--- begin Data supplied ---

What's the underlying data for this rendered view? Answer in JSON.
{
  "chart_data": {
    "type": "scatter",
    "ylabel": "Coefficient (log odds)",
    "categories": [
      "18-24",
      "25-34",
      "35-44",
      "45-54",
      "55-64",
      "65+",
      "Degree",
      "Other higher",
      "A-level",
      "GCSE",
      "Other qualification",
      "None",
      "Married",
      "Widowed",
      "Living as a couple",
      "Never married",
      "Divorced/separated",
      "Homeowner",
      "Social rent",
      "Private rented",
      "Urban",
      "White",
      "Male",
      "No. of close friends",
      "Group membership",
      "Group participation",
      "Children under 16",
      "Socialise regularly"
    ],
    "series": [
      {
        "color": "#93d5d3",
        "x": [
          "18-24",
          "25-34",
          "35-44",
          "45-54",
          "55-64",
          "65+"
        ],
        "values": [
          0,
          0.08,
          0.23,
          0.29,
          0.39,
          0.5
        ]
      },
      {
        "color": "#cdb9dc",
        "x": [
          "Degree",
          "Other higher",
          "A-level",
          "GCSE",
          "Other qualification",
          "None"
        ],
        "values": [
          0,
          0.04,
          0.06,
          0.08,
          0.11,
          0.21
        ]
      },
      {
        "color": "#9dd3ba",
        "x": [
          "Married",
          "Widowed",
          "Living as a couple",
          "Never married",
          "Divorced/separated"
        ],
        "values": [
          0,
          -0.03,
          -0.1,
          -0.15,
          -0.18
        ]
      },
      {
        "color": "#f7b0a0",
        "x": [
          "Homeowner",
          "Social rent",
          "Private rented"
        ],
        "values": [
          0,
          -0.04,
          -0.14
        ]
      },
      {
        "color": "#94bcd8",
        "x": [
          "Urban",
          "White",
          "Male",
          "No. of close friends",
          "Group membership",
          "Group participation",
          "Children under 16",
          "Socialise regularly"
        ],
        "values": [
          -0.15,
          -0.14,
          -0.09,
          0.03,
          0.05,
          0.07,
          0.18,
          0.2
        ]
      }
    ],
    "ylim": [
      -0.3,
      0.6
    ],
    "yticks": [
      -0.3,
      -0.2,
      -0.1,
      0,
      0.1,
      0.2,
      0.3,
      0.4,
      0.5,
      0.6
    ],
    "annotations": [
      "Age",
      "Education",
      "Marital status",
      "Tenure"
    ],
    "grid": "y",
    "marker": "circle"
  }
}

--- end Data supplied ---

Repeat the data above, word for word.

What's the underlying data for this rendered view? Answer in JSON.
{
  "chart_data": {
    "type": "scatter",
    "ylabel": "Coefficient (log odds)",
    "categories": [
      "18-24",
      "25-34",
      "35-44",
      "45-54",
      "55-64",
      "65+",
      "Degree",
      "Other higher",
      "A-level",
      "GCSE",
      "Other qualification",
      "None",
      "Married",
      "Widowed",
      "Living as a couple",
      "Never married",
      "Divorced/separated",
      "Homeowner",
      "Social rent",
      "Private rented",
      "Urban",
      "White",
      "Male",
      "No. of close friends",
      "Group membership",
      "Group participation",
      "Children under 16",
      "Socialise regularly"
    ],
    "series": [
      {
        "color": "#93d5d3",
        "x": [
          "18-24",
          "25-34",
          "35-44",
          "45-54",
          "55-64",
          "65+"
        ],
        "values": [
          0,
          0.08,
          0.23,
          0.29,
          0.39,
          0.5
        ]
      },
      {
        "color": "#cdb9dc",
        "x": [
          "Degree",
          "Other higher",
          "A-level",
          "GCSE",
          "Other qualification",
          "None"
        ],
        "values": [
          0,
          0.04,
          0.06,
          0.08,
          0.11,
          0.21
        ]
      },
      {
        "color": "#9dd3ba",
        "x": [
          "Married",
          "Widowed",
          "Living as a couple",
          "Never married",
          "Divorced/separated"
        ],
        "values": [
          0,
          -0.03,
          -0.1,
          -0.15,
          -0.18
        ]
      },
      {
        "color": "#f7b0a0",
        "x": [
          "Homeowner",
          "Social rent",
          "Private rented"
        ],
        "values": [
          0,
          -0.04,
          -0.14
        ]
      },
      {
        "color": "#94bcd8",
        "x": [
          "Urban",
          "White",
          "Male",
          "No. of close friends",
          "Group membership",
          "Group participation",
          "Children under 16",
          "Socialise regularly"
        ],
        "values": [
          -0.15,
          -0.14,
          -0.09,
          0.03,
          0.05,
          0.07,
          0.18,
          0.2
        ]
      }
    ],
    "ylim": [
      -0.3,
      0.6
    ],
    "yticks": [
      -0.3,
      -0.2,
      -0.1,
      0,
      0.1,
      0.2,
      0.3,
      0.4,
      0.5,
      0.6
    ],
    "annotations": [
      "Age",
      "Education",
      "Marital status",
      "Tenure"
    ],
    "grid": "y",
    "marker": "circle"
  }
}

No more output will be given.